EXERCISE TASK:
Which lines have the string "Thank"? Copy all of them from the entries below.

Dataset listings of figures
(begin)

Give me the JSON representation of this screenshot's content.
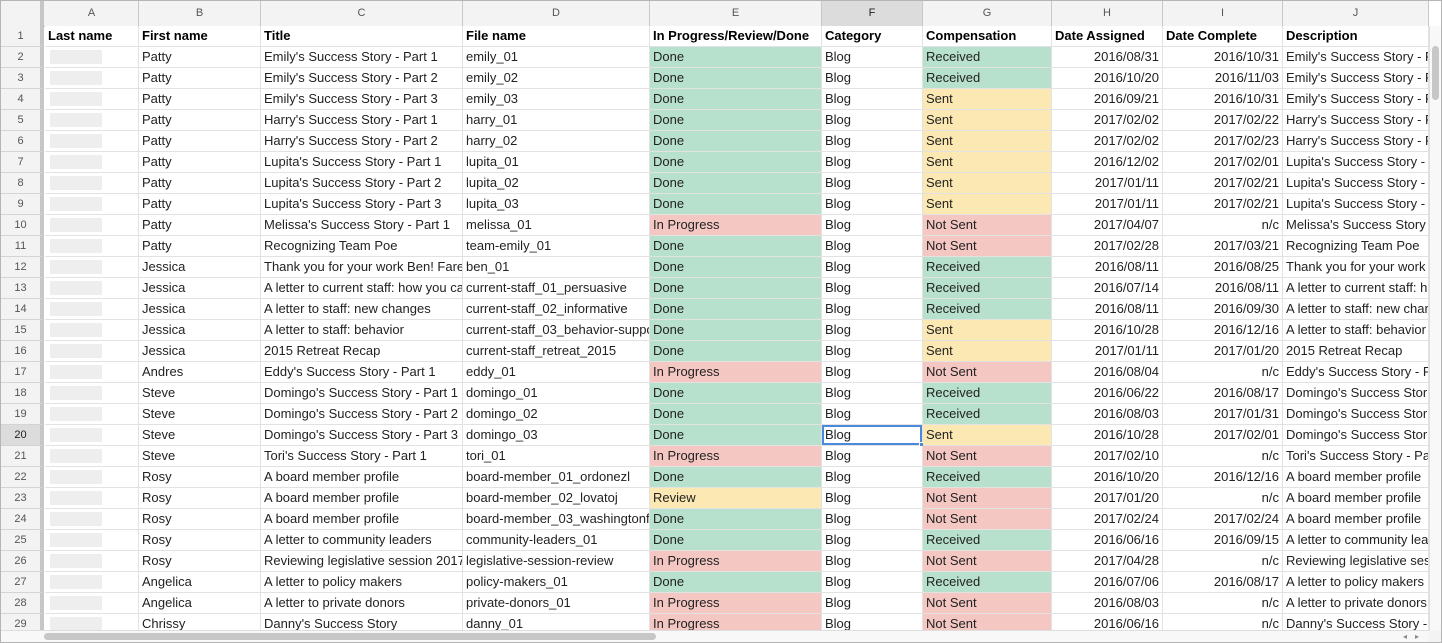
{
  "columns": [
    "A",
    "B",
    "C",
    "D",
    "E",
    "F",
    "G",
    "H",
    "I",
    "J"
  ],
  "selected_column": "F",
  "selected_row": 20,
  "headers": [
    "Last name",
    "First name",
    "Title",
    "File name",
    "In Progress/Review/Done",
    "Category",
    "Compensation",
    "Date Assigned",
    "Date Complete",
    "Description"
  ],
  "rows": [
    {
      "n": "2",
      "first": "Patty",
      "title": "Emily's Success Story - Part 1",
      "file": "emily_01",
      "status": "Done",
      "cat": "Blog",
      "comp": "Received",
      "assigned": "2016/08/31",
      "complete": "2016/10/31",
      "desc": "Emily's Success Story - P"
    },
    {
      "n": "3",
      "first": "Patty",
      "title": "Emily's Success Story - Part 2",
      "file": "emily_02",
      "status": "Done",
      "cat": "Blog",
      "comp": "Received",
      "assigned": "2016/10/20",
      "complete": "2016/11/03",
      "desc": "Emily's Success Story - P"
    },
    {
      "n": "4",
      "first": "Patty",
      "title": "Emily's Success Story - Part 3",
      "file": "emily_03",
      "status": "Done",
      "cat": "Blog",
      "comp": "Sent",
      "assigned": "2016/09/21",
      "complete": "2016/10/31",
      "desc": "Emily's Success Story - P"
    },
    {
      "n": "5",
      "first": "Patty",
      "title": "Harry's Success Story - Part 1",
      "file": "harry_01",
      "status": "Done",
      "cat": "Blog",
      "comp": "Sent",
      "assigned": "2017/02/02",
      "complete": "2017/02/22",
      "desc": "Harry's Success Story - P"
    },
    {
      "n": "6",
      "first": "Patty",
      "title": "Harry's Success Story - Part 2",
      "file": "harry_02",
      "status": "Done",
      "cat": "Blog",
      "comp": "Sent",
      "assigned": "2017/02/02",
      "complete": "2017/02/23",
      "desc": "Harry's Success Story - P"
    },
    {
      "n": "7",
      "first": "Patty",
      "title": "Lupita's Success Story - Part 1",
      "file": "lupita_01",
      "status": "Done",
      "cat": "Blog",
      "comp": "Sent",
      "assigned": "2016/12/02",
      "complete": "2017/02/01",
      "desc": "Lupita's Success Story -"
    },
    {
      "n": "8",
      "first": "Patty",
      "title": "Lupita's Success Story - Part 2",
      "file": "lupita_02",
      "status": "Done",
      "cat": "Blog",
      "comp": "Sent",
      "assigned": "2017/01/11",
      "complete": "2017/02/21",
      "desc": "Lupita's Success Story -"
    },
    {
      "n": "9",
      "first": "Patty",
      "title": "Lupita's Success Story - Part 3",
      "file": "lupita_03",
      "status": "Done",
      "cat": "Blog",
      "comp": "Sent",
      "assigned": "2017/01/11",
      "complete": "2017/02/21",
      "desc": "Lupita's Success Story -"
    },
    {
      "n": "10",
      "first": "Patty",
      "title": "Melissa's Success Story - Part 1",
      "file": "melissa_01",
      "status": "In Progress",
      "cat": "Blog",
      "comp": "Not Sent",
      "assigned": "2017/04/07",
      "complete": "n/c",
      "desc": "Melissa's Success Story"
    },
    {
      "n": "11",
      "first": "Patty",
      "title": "Recognizing Team Poe",
      "file": "team-emily_01",
      "status": "Done",
      "cat": "Blog",
      "comp": "Not Sent",
      "assigned": "2017/02/28",
      "complete": "2017/03/21",
      "desc": "Recognizing Team Poe"
    },
    {
      "n": "12",
      "first": "Jessica",
      "title": "Thank you for your work Ben! Fare",
      "file": "ben_01",
      "status": "Done",
      "cat": "Blog",
      "comp": "Received",
      "assigned": "2016/08/11",
      "complete": "2016/08/25",
      "desc": "Thank you for your work"
    },
    {
      "n": "13",
      "first": "Jessica",
      "title": "A letter to current staff: how you ca",
      "file": "current-staff_01_persuasive",
      "status": "Done",
      "cat": "Blog",
      "comp": "Received",
      "assigned": "2016/07/14",
      "complete": "2016/08/11",
      "desc": "A letter to current staff: h"
    },
    {
      "n": "14",
      "first": "Jessica",
      "title": "A letter to staff: new changes",
      "file": "current-staff_02_informative",
      "status": "Done",
      "cat": "Blog",
      "comp": "Received",
      "assigned": "2016/08/11",
      "complete": "2016/09/30",
      "desc": "A letter to staff: new char"
    },
    {
      "n": "15",
      "first": "Jessica",
      "title": "A letter to staff: behavior",
      "file": "current-staff_03_behavior-suppo",
      "status": "Done",
      "cat": "Blog",
      "comp": "Sent",
      "assigned": "2016/10/28",
      "complete": "2016/12/16",
      "desc": "A letter to staff: behavior"
    },
    {
      "n": "16",
      "first": "Jessica",
      "title": "2015 Retreat Recap",
      "file": "current-staff_retreat_2015",
      "status": "Done",
      "cat": "Blog",
      "comp": "Sent",
      "assigned": "2017/01/11",
      "complete": "2017/01/20",
      "desc": "2015 Retreat Recap"
    },
    {
      "n": "17",
      "first": "Andres",
      "title": "Eddy's Success Story - Part 1",
      "file": "eddy_01",
      "status": "In Progress",
      "cat": "Blog",
      "comp": "Not Sent",
      "assigned": "2016/08/04",
      "complete": "n/c",
      "desc": "Eddy's Success Story - P"
    },
    {
      "n": "18",
      "first": "Steve",
      "title": "Domingo's Success Story - Part 1",
      "file": "domingo_01",
      "status": "Done",
      "cat": "Blog",
      "comp": "Received",
      "assigned": "2016/06/22",
      "complete": "2016/08/17",
      "desc": "Domingo's Success Stor"
    },
    {
      "n": "19",
      "first": "Steve",
      "title": "Domingo's Success Story - Part 2",
      "file": "domingo_02",
      "status": "Done",
      "cat": "Blog",
      "comp": "Received",
      "assigned": "2016/08/03",
      "complete": "2017/01/31",
      "desc": "Domingo's Success Stor"
    },
    {
      "n": "20",
      "first": "Steve",
      "title": "Domingo's Success Story - Part 3",
      "file": "domingo_03",
      "status": "Done",
      "cat": "Blog",
      "comp": "Sent",
      "assigned": "2016/10/28",
      "complete": "2017/02/01",
      "desc": "Domingo's Success Stor"
    },
    {
      "n": "21",
      "first": "Steve",
      "title": "Tori's Success Story - Part 1",
      "file": "tori_01",
      "status": "In Progress",
      "cat": "Blog",
      "comp": "Not Sent",
      "assigned": "2017/02/10",
      "complete": "n/c",
      "desc": "Tori's Success Story - Pa"
    },
    {
      "n": "22",
      "first": "Rosy",
      "title": "A board member profile",
      "file": "board-member_01_ordonezl",
      "status": "Done",
      "cat": "Blog",
      "comp": "Received",
      "assigned": "2016/10/20",
      "complete": "2016/12/16",
      "desc": "A board member profile"
    },
    {
      "n": "23",
      "first": "Rosy",
      "title": "A board member profile",
      "file": "board-member_02_lovatoj",
      "status": "Review",
      "cat": "Blog",
      "comp": "Not Sent",
      "assigned": "2017/01/20",
      "complete": "n/c",
      "desc": "A board member profile"
    },
    {
      "n": "24",
      "first": "Rosy",
      "title": "A board member profile",
      "file": "board-member_03_washingtonf",
      "status": "Done",
      "cat": "Blog",
      "comp": "Not Sent",
      "assigned": "2017/02/24",
      "complete": "2017/02/24",
      "desc": "A board member profile"
    },
    {
      "n": "25",
      "first": "Rosy",
      "title": "A letter to community leaders",
      "file": "community-leaders_01",
      "status": "Done",
      "cat": "Blog",
      "comp": "Received",
      "assigned": "2016/06/16",
      "complete": "2016/09/15",
      "desc": "A letter to community lea"
    },
    {
      "n": "26",
      "first": "Rosy",
      "title": "Reviewing legislative session 2017",
      "file": "legislative-session-review",
      "status": "In Progress",
      "cat": "Blog",
      "comp": "Not Sent",
      "assigned": "2017/04/28",
      "complete": "n/c",
      "desc": "Reviewing legislative ses"
    },
    {
      "n": "27",
      "first": "Angelica",
      "title": "A letter to policy makers",
      "file": "policy-makers_01",
      "status": "Done",
      "cat": "Blog",
      "comp": "Received",
      "assigned": "2016/07/06",
      "complete": "2016/08/17",
      "desc": "A letter to policy makers"
    },
    {
      "n": "28",
      "first": "Angelica",
      "title": "A letter to private donors",
      "file": "private-donors_01",
      "status": "In Progress",
      "cat": "Blog",
      "comp": "Not Sent",
      "assigned": "2016/08/03",
      "complete": "n/c",
      "desc": "A letter to private donors"
    },
    {
      "n": "29",
      "first": "Chrissy",
      "title": "Danny's Success Story",
      "file": "danny_01",
      "status": "In Progress",
      "cat": "Blog",
      "comp": "Not Sent",
      "assigned": "2016/06/16",
      "complete": "n/c",
      "desc": "Danny's Success Story -"
    }
  ],
  "colors": {
    "done": "#b7e1cd",
    "review": "#fce8b2",
    "in_progress": "#f4c7c3",
    "received": "#b7e1cd",
    "sent": "#fce8b2",
    "not_sent": "#f4c7c3",
    "selection": "#4a89dc"
  }
}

(end)

THE REPLY:
      "title": "Thank you for your work Ben! Fare",
      "desc": "Thank you for your work"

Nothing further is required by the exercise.